Dataset records on visual material:
-=-=-

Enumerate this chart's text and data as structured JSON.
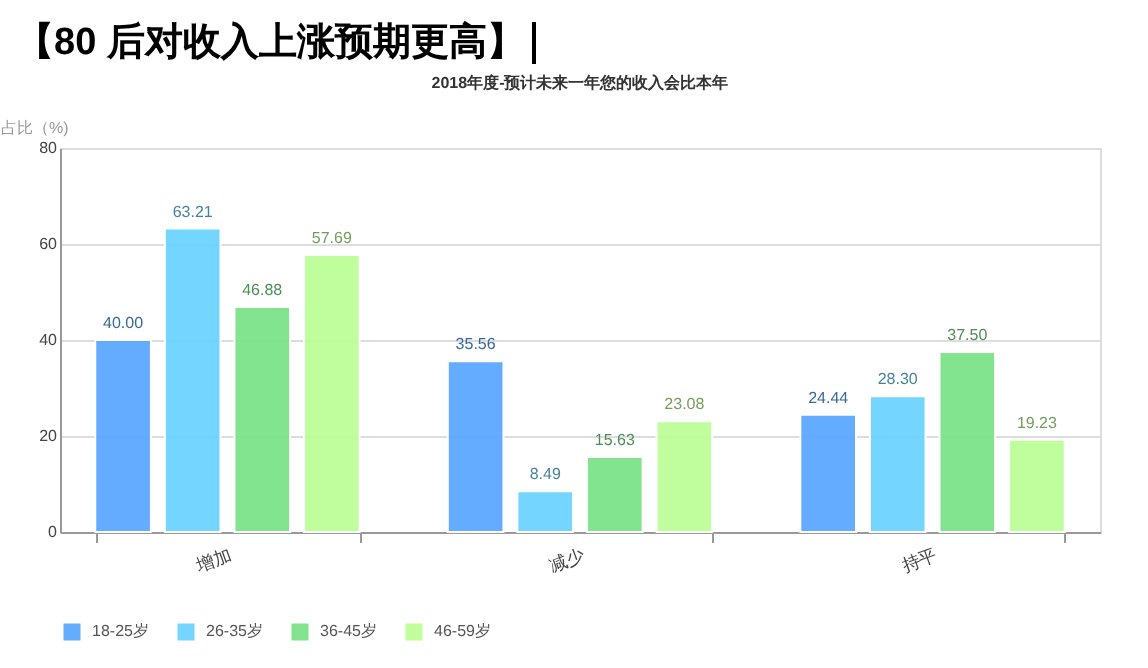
{
  "chart_data": {
    "type": "bar",
    "title": "【80 后对收入上涨预期更高】",
    "subtitle": "2018年度-预计未来一年您的收入会比本年",
    "ylabel": "占比（%)",
    "categories": [
      "增加",
      "减少",
      "持平"
    ],
    "series": [
      {
        "name": "18-25岁",
        "color": "#5ba8ff",
        "values": [
          40.0,
          35.56,
          24.44
        ],
        "value_labels": [
          "40.00",
          "35.56",
          "24.44"
        ]
      },
      {
        "name": "26-35岁",
        "color": "#6dd4ff",
        "values": [
          63.21,
          8.49,
          28.3
        ],
        "value_labels": [
          "63.21",
          "8.49",
          "28.30"
        ]
      },
      {
        "name": "36-45岁",
        "color": "#7de38a",
        "values": [
          46.88,
          15.63,
          37.5
        ],
        "value_labels": [
          "46.88",
          "15.63",
          "37.50"
        ]
      },
      {
        "name": "46-59岁",
        "color": "#bdfd98",
        "values": [
          57.69,
          23.08,
          19.23
        ],
        "value_labels": [
          "57.69",
          "23.08",
          "19.23"
        ]
      }
    ],
    "ylim": [
      0,
      80
    ],
    "yticks": [
      0,
      20,
      40,
      60,
      80
    ],
    "grid": "y",
    "legend": "bottom"
  }
}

-=-=-

■ **OBJECTIVE**
Exclude the pictures, and transcribe all of the material exactly.

■ **TASK OUTPUT**
Enumerate this chart's text and data as structured JSON.
{
  "chart_data": {
    "type": "bar",
    "title": "【80 后对收入上涨预期更高】",
    "subtitle": "2018年度-预计未来一年您的收入会比本年",
    "ylabel": "占比（%)",
    "categories": [
      "增加",
      "减少",
      "持平"
    ],
    "series": [
      {
        "name": "18-25岁",
        "color": "#5ba8ff",
        "values": [
          40.0,
          35.56,
          24.44
        ],
        "value_labels": [
          "40.00",
          "35.56",
          "24.44"
        ]
      },
      {
        "name": "26-35岁",
        "color": "#6dd4ff",
        "values": [
          63.21,
          8.49,
          28.3
        ],
        "value_labels": [
          "63.21",
          "8.49",
          "28.30"
        ]
      },
      {
        "name": "36-45岁",
        "color": "#7de38a",
        "values": [
          46.88,
          15.63,
          37.5
        ],
        "value_labels": [
          "46.88",
          "15.63",
          "37.50"
        ]
      },
      {
        "name": "46-59岁",
        "color": "#bdfd98",
        "values": [
          57.69,
          23.08,
          19.23
        ],
        "value_labels": [
          "57.69",
          "23.08",
          "19.23"
        ]
      }
    ],
    "ylim": [
      0,
      80
    ],
    "yticks": [
      0,
      20,
      40,
      60,
      80
    ],
    "grid": "y",
    "legend": "bottom"
  }
}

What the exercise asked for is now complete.